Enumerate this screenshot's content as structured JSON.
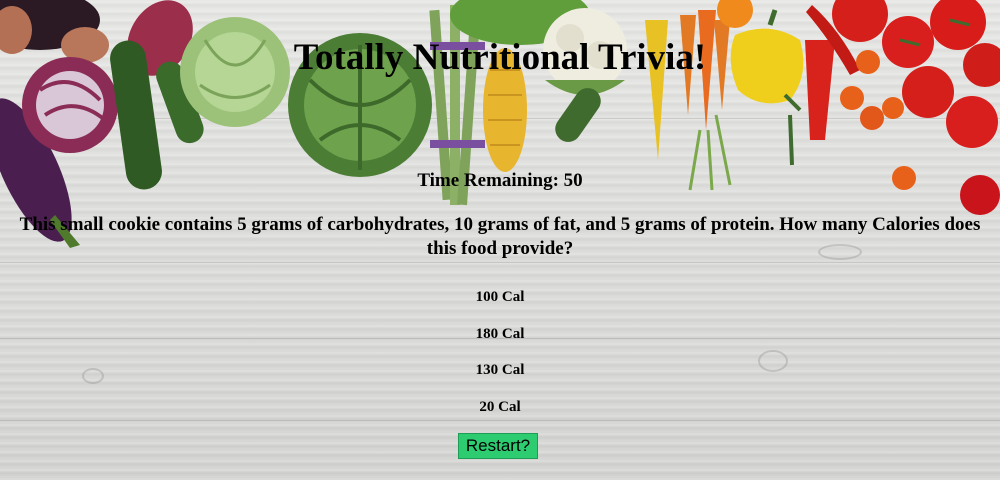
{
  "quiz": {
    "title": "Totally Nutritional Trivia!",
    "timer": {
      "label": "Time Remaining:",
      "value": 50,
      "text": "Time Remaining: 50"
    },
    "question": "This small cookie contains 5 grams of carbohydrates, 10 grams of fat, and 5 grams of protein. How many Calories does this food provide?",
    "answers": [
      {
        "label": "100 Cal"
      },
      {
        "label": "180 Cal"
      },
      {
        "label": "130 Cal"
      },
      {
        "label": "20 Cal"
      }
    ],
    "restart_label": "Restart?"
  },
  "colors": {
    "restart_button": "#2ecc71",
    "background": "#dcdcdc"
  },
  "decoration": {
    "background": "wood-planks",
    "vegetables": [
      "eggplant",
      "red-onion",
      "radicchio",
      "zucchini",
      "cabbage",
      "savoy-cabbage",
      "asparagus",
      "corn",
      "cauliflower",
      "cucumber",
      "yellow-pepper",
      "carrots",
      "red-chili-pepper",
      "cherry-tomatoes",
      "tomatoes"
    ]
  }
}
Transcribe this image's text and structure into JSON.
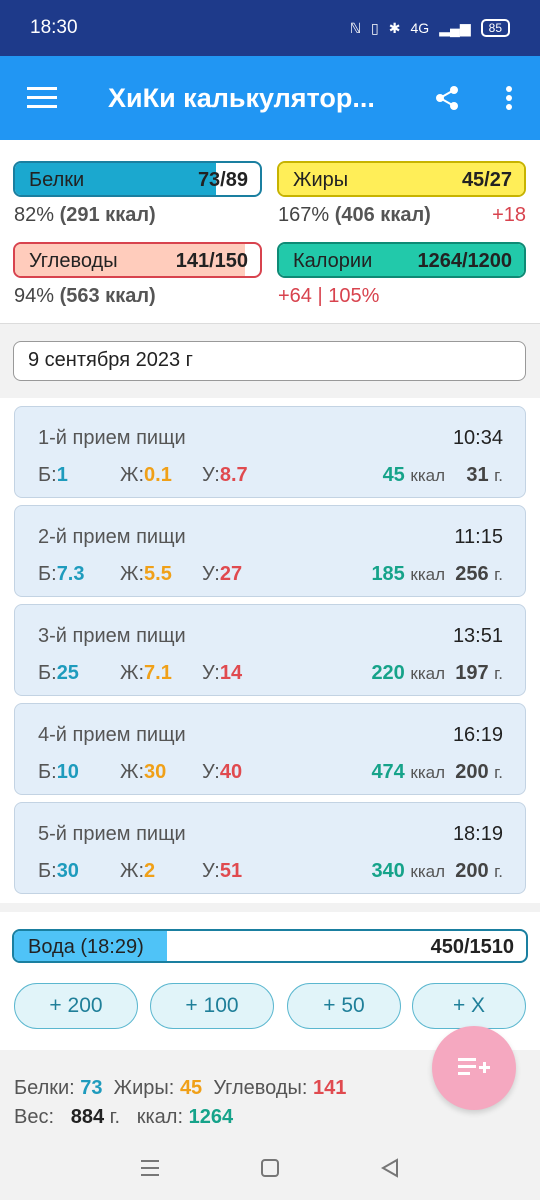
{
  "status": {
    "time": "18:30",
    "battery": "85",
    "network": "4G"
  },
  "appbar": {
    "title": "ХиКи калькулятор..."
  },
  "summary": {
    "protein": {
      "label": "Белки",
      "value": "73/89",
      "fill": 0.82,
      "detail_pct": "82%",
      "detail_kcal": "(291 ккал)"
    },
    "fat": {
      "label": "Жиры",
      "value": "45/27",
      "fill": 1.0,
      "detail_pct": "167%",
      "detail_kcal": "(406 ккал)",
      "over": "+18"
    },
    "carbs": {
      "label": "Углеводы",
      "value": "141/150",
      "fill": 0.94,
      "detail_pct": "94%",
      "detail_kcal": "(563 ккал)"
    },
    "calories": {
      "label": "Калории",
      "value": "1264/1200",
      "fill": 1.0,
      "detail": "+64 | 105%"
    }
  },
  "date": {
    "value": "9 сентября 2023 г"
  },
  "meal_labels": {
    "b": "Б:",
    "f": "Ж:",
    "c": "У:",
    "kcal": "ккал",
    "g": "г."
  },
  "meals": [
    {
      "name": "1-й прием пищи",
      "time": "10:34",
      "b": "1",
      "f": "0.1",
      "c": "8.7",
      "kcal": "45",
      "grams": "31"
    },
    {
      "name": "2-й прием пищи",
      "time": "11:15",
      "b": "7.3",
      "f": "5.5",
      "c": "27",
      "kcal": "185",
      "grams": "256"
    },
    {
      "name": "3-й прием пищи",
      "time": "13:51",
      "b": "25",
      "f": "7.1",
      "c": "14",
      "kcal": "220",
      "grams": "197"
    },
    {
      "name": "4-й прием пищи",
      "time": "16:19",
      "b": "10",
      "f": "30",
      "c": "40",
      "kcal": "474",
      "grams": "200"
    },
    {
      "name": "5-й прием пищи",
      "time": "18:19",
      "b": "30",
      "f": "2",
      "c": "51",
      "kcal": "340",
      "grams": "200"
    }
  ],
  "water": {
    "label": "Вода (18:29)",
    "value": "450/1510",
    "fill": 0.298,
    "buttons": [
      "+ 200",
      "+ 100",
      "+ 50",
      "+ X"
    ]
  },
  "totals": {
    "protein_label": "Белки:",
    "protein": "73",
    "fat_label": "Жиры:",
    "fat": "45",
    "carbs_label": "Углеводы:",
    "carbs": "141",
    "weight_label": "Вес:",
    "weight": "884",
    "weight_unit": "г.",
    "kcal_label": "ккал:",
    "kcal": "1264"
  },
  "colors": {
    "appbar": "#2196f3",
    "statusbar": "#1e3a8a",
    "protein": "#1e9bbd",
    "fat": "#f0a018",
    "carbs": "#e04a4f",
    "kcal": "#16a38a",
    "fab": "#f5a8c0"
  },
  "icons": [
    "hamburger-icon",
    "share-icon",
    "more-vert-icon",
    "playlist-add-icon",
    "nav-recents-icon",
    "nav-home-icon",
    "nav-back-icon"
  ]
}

________________

● EXERCISE:
Check each line of the entries for "fill" and copy those that have it.

● FINISHED TASK:
      "fill": 0.82,
      "fill": 1.0,
      "fill": 0.94,
      "fill": 1.0,
    "fill": 0.298,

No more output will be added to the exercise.